# Exercise requirements
Every entry that follows should be repeated exactly; drop the images.

# Extracted entries

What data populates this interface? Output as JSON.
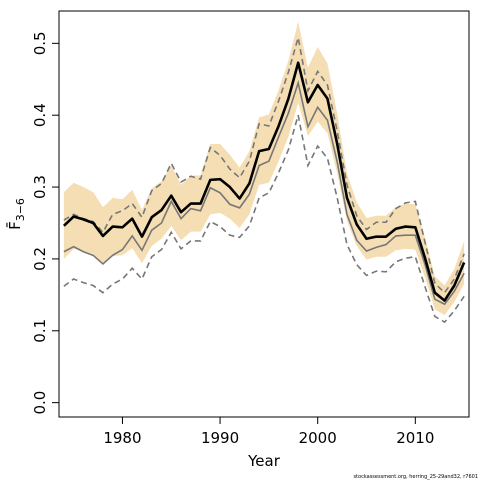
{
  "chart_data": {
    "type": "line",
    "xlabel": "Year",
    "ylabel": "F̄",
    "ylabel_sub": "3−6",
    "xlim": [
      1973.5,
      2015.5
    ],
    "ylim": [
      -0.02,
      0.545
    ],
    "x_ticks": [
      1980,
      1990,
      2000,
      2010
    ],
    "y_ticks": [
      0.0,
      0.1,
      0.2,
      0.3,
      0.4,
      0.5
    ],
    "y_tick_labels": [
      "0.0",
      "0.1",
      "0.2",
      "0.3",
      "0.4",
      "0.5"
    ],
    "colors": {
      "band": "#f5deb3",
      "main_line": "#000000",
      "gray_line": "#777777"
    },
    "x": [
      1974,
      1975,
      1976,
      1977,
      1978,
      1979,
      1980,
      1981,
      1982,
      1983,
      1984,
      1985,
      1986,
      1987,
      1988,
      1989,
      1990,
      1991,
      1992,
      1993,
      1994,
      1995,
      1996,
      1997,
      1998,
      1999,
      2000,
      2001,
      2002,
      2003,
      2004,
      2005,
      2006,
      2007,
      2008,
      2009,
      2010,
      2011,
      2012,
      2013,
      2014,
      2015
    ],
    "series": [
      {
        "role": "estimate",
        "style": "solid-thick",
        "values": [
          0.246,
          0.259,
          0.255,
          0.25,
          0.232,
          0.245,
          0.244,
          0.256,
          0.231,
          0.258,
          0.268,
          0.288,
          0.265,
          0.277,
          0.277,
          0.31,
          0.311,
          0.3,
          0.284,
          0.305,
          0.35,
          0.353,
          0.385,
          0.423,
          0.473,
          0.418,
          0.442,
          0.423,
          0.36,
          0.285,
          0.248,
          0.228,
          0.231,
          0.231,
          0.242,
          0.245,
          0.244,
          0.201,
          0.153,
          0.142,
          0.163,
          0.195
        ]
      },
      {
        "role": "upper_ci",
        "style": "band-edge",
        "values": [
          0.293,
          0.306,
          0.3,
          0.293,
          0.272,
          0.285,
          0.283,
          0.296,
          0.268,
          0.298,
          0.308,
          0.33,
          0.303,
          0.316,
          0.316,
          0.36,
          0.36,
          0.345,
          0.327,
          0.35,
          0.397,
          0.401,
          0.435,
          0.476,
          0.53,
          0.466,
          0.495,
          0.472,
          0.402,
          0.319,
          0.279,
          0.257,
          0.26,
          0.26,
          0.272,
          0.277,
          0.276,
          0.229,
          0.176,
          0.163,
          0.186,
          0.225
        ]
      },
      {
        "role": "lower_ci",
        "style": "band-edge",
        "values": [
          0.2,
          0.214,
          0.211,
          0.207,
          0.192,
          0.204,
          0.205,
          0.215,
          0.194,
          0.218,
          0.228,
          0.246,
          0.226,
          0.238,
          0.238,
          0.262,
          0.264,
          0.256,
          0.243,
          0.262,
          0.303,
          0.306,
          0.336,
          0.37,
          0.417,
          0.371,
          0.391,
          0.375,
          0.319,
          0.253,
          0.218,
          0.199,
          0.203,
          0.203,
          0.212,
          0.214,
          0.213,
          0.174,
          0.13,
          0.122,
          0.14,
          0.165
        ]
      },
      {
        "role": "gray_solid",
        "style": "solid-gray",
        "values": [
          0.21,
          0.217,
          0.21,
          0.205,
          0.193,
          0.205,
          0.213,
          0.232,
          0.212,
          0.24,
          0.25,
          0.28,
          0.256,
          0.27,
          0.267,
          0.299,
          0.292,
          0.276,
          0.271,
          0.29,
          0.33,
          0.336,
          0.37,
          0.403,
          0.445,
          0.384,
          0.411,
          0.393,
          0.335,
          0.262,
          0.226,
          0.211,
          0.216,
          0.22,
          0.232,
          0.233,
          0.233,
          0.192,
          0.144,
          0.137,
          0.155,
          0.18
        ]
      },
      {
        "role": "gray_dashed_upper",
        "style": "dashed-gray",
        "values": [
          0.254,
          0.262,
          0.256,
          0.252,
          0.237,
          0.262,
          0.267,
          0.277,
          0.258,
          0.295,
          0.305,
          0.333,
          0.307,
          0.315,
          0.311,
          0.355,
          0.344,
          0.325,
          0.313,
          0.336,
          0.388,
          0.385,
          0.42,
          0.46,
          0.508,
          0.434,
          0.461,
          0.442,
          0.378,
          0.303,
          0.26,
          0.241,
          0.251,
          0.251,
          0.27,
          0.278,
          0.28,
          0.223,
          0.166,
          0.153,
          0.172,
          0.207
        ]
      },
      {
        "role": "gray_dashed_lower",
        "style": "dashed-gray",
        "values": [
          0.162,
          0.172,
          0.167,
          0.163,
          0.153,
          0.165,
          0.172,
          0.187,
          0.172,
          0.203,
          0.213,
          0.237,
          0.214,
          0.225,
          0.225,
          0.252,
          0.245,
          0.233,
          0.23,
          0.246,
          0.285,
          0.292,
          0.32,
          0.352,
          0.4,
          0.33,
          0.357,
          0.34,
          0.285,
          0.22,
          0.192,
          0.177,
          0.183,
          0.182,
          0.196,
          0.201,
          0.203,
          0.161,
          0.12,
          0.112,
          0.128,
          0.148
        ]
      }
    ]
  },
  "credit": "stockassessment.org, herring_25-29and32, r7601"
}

# Solution to this task
What data populates this interface? Output as JSON.
{
  "chart_data": {
    "type": "line",
    "xlabel": "Year",
    "ylabel": "F̄",
    "ylabel_sub": "3−6",
    "xlim": [
      1973.5,
      2015.5
    ],
    "ylim": [
      -0.02,
      0.545
    ],
    "x_ticks": [
      1980,
      1990,
      2000,
      2010
    ],
    "y_ticks": [
      0.0,
      0.1,
      0.2,
      0.3,
      0.4,
      0.5
    ],
    "y_tick_labels": [
      "0.0",
      "0.1",
      "0.2",
      "0.3",
      "0.4",
      "0.5"
    ],
    "colors": {
      "band": "#f5deb3",
      "main_line": "#000000",
      "gray_line": "#777777"
    },
    "x": [
      1974,
      1975,
      1976,
      1977,
      1978,
      1979,
      1980,
      1981,
      1982,
      1983,
      1984,
      1985,
      1986,
      1987,
      1988,
      1989,
      1990,
      1991,
      1992,
      1993,
      1994,
      1995,
      1996,
      1997,
      1998,
      1999,
      2000,
      2001,
      2002,
      2003,
      2004,
      2005,
      2006,
      2007,
      2008,
      2009,
      2010,
      2011,
      2012,
      2013,
      2014,
      2015
    ],
    "series": [
      {
        "role": "estimate",
        "style": "solid-thick",
        "values": [
          0.246,
          0.259,
          0.255,
          0.25,
          0.232,
          0.245,
          0.244,
          0.256,
          0.231,
          0.258,
          0.268,
          0.288,
          0.265,
          0.277,
          0.277,
          0.31,
          0.311,
          0.3,
          0.284,
          0.305,
          0.35,
          0.353,
          0.385,
          0.423,
          0.473,
          0.418,
          0.442,
          0.423,
          0.36,
          0.285,
          0.248,
          0.228,
          0.231,
          0.231,
          0.242,
          0.245,
          0.244,
          0.201,
          0.153,
          0.142,
          0.163,
          0.195
        ]
      },
      {
        "role": "upper_ci",
        "style": "band-edge",
        "values": [
          0.293,
          0.306,
          0.3,
          0.293,
          0.272,
          0.285,
          0.283,
          0.296,
          0.268,
          0.298,
          0.308,
          0.33,
          0.303,
          0.316,
          0.316,
          0.36,
          0.36,
          0.345,
          0.327,
          0.35,
          0.397,
          0.401,
          0.435,
          0.476,
          0.53,
          0.466,
          0.495,
          0.472,
          0.402,
          0.319,
          0.279,
          0.257,
          0.26,
          0.26,
          0.272,
          0.277,
          0.276,
          0.229,
          0.176,
          0.163,
          0.186,
          0.225
        ]
      },
      {
        "role": "lower_ci",
        "style": "band-edge",
        "values": [
          0.2,
          0.214,
          0.211,
          0.207,
          0.192,
          0.204,
          0.205,
          0.215,
          0.194,
          0.218,
          0.228,
          0.246,
          0.226,
          0.238,
          0.238,
          0.262,
          0.264,
          0.256,
          0.243,
          0.262,
          0.303,
          0.306,
          0.336,
          0.37,
          0.417,
          0.371,
          0.391,
          0.375,
          0.319,
          0.253,
          0.218,
          0.199,
          0.203,
          0.203,
          0.212,
          0.214,
          0.213,
          0.174,
          0.13,
          0.122,
          0.14,
          0.165
        ]
      },
      {
        "role": "gray_solid",
        "style": "solid-gray",
        "values": [
          0.21,
          0.217,
          0.21,
          0.205,
          0.193,
          0.205,
          0.213,
          0.232,
          0.212,
          0.24,
          0.25,
          0.28,
          0.256,
          0.27,
          0.267,
          0.299,
          0.292,
          0.276,
          0.271,
          0.29,
          0.33,
          0.336,
          0.37,
          0.403,
          0.445,
          0.384,
          0.411,
          0.393,
          0.335,
          0.262,
          0.226,
          0.211,
          0.216,
          0.22,
          0.232,
          0.233,
          0.233,
          0.192,
          0.144,
          0.137,
          0.155,
          0.18
        ]
      },
      {
        "role": "gray_dashed_upper",
        "style": "dashed-gray",
        "values": [
          0.254,
          0.262,
          0.256,
          0.252,
          0.237,
          0.262,
          0.267,
          0.277,
          0.258,
          0.295,
          0.305,
          0.333,
          0.307,
          0.315,
          0.311,
          0.355,
          0.344,
          0.325,
          0.313,
          0.336,
          0.388,
          0.385,
          0.42,
          0.46,
          0.508,
          0.434,
          0.461,
          0.442,
          0.378,
          0.303,
          0.26,
          0.241,
          0.251,
          0.251,
          0.27,
          0.278,
          0.28,
          0.223,
          0.166,
          0.153,
          0.172,
          0.207
        ]
      },
      {
        "role": "gray_dashed_lower",
        "style": "dashed-gray",
        "values": [
          0.162,
          0.172,
          0.167,
          0.163,
          0.153,
          0.165,
          0.172,
          0.187,
          0.172,
          0.203,
          0.213,
          0.237,
          0.214,
          0.225,
          0.225,
          0.252,
          0.245,
          0.233,
          0.23,
          0.246,
          0.285,
          0.292,
          0.32,
          0.352,
          0.4,
          0.33,
          0.357,
          0.34,
          0.285,
          0.22,
          0.192,
          0.177,
          0.183,
          0.182,
          0.196,
          0.201,
          0.203,
          0.161,
          0.12,
          0.112,
          0.128,
          0.148
        ]
      }
    ]
  },
  "credit": "stockassessment.org, herring_25-29and32, r7601"
}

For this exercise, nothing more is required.